*EXERCISE DETAILS:*
Exactly reproduce each line of the listing that follows.

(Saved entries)
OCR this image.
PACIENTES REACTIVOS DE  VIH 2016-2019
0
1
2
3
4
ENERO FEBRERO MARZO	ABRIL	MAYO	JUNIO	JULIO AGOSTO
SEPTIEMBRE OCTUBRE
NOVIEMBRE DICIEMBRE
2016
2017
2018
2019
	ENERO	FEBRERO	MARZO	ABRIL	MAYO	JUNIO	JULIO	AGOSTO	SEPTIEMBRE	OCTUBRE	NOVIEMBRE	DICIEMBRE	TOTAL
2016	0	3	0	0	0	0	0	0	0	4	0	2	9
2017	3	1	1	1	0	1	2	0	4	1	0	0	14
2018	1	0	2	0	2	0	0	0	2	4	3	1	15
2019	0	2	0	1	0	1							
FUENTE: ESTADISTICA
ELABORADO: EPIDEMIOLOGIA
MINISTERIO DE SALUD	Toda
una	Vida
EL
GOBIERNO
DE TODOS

*TASK OUTPUT:*
OCR this image.
PACIENTES REACTIVOS DE  VIH 2016-2019
0
1
2
3
4
ENERO FEBRERO MARZO	ABRIL	MAYO	JUNIO	JULIO AGOSTO
SEPTIEMBRE OCTUBRE
NOVIEMBRE DICIEMBRE
2016
2017
2018
2019
	ENERO	FEBRERO	MARZO	ABRIL	MAYO	JUNIO	JULIO	AGOSTO	SEPTIEMBRE	OCTUBRE	NOVIEMBRE	DICIEMBRE	TOTAL
2016	0	3	0	0	0	0	0	0	0	4	0	2	9
2017	3	1	1	1	0	1	2	0	4	1	0	0	14
2018	1	0	2	0	2	0	0	0	2	4	3	1	15
2019	0	2	0	1	0	1							
FUENTE: ESTADISTICA
ELABORADO: EPIDEMIOLOGIA
MINISTERIO DE SALUD	Toda
una	Vida
EL
GOBIERNO
DE TODOS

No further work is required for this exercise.